TASK INSTRUCTIONS:
Work out how many lines hold "Комсомольская". Give the number and nothing else.

EXERCISE MATERIALS:
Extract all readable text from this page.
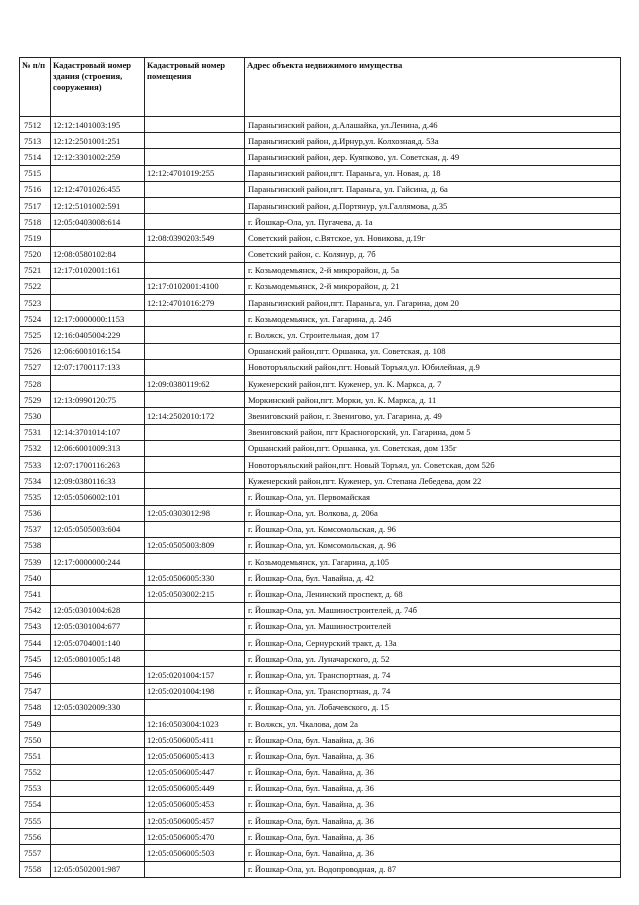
№ п/п	Кадастровый номер здания (строения, сооружения)	Кадастровый номер помещения	Адрес объекта недвижимого имущества
7512	12:12:1401003:195		Параньгинский район, д.Алашайка, ул.Ленина, д.46
7513	12:12:2501001:251		Параньгинский район, д.Ирнур,ул. Колхозная,д. 53а
7514	12:12:3301002:259		Параньгинский район, дер. Куяпково, ул. Советская, д. 49
7515		12:12:4701019:255	Параньгинский район,пгт. Параньга, ул. Новая, д. 18
7516	12:12:4701026:455		Параньгинский район,пгт. Параньга, ул. Гайсина, д. 6а
7517	12:12:5101002:591		Параньгинский район, д.Портянур, ул.Галлямова, д.35
7518	12:05:0403008:614		г. Йошкар-Ола, ул. Пугачева, д. 1а
7519		12:08:0390203:549	Советский район, с.Вятское, ул. Новикова, д.19г
7520	12:08:0580102:84		Советский район, с. Колянур, д. 7б
7521	12:17:0102001:161		г. Козьмодемьянск, 2-й микрорайон, д. 5а
7522		12:17:0102001:4100	г. Козьмодемьянск, 2-й микрорайон, д. 21
7523		12:12:4701016:279	Параньгинский район,пгт. Параньга, ул. Гагарина, дом 20
7524	12:17:0000000:1153		г. Козьмодемьянск, ул. Гагарина, д. 24б
7525	12:16:0405004:229		г. Волжск, ул. Строительная, дом 17
7526	12:06:6001016:154		Оршанский район,пгт. Оршанка, ул. Советская, д. 108
7527	12:07:1700117:133		Новоторъяльский район,пгт. Новый Торъял,ул. Юбилейная, д.9
7528		12:09:0380119:62	Куженерский район,пгт. Куженер, ул. К. Маркса, д. 7
7529	12:13:0990120:75		Моркинский район,пгт. Морки, ул. К. Маркса, д. 11
7530		12:14:2502010:172	Звениговский район, г. Звенигово, ул. Гагарина, д. 49
7531	12:14:3701014:107		Звениговский район, пгт Красногорский, ул. Гагарина, дом 5
7532	12:06:6001009:313		Оршанский район,пгт. Оршанка, ул. Советская, дом 135г
7533	12:07:1700116:263		Новоторъяльский район,пгт. Новый Торъял, ул. Советская, дом 52б
7534	12:09:0380116:33		Куженерский район,пгт. Куженер, ул. Степана Лебедева, дом 22
7535	12:05:0506002:101		г. Йошкар-Ола, ул. Первомайская
7536		12:05:0303012:98	г. Йошкар-Ола, ул. Волкова, д. 206а
7537	12:05:0505003:604		г. Йошкар-Ола, ул. Комсомольская, д. 96
7538		12:05:0505003:809	г. Йошкар-Ола, ул. Комсомольская, д. 96
7539	12:17:0000000:244		г. Козьмодемьянск, ул. Гагарина, д.105
7540		12:05:0506005:330	г. Йошкар-Ола, бул. Чавайна, д. 42
7541		12:05:0503002:215	г. Йошкар-Ола, Ленинский проспект, д. 68
7542	12:05:0301004:628		г. Йошкар-Ола, ул. Машиностроителей, д. 74б
7543	12:05:0301004:677		г. Йошкар-Ола, ул. Машиностроителей
7544	12:05:0704001:140		г. Йошкар-Ола, Сернурский тракт, д. 13а
7545	12:05:0801005:148		г. Йошкар-Ола, ул. Луначарского, д. 52
7546		12:05:0201004:157	г. Йошкар-Ола, ул. Транспортная, д. 74
7547		12:05:0201004:198	г. Йошкар-Ола, ул. Транспортная, д. 74
7548	12:05:0302009:330		г. Йошкар-Ола, ул. Лобачевского, д. 15
7549		12:16:0503004:1023	г. Волжск, ул. Чкалова, дом 2а
7550		12:05:0506005:411	г. Йошкар-Ола, бул. Чавайна, д. 36
7551		12:05:0506005:413	г. Йошкар-Ола, бул. Чавайна, д. 36
7552		12:05:0506005:447	г. Йошкар-Ола, бул. Чавайна, д. 36
7553		12:05:0506005:449	г. Йошкар-Ола, бул. Чавайна, д. 36
7554		12:05:0506005:453	г. Йошкар-Ола, бул. Чавайна, д. 36
7555		12:05:0506005:457	г. Йошкар-Ола, бул. Чавайна, д. 36
7556		12:05:0506005:470	г. Йошкар-Ола, бул. Чавайна, д. 36
7557		12:05:0506005:503	г. Йошкар-Ола, бул. Чавайна, д. 36
7558	12:05:0502001:987		г. Йошкар-Ола, ул. Водопроводная, д. 87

OUTPUT FOR THIS TASK:
2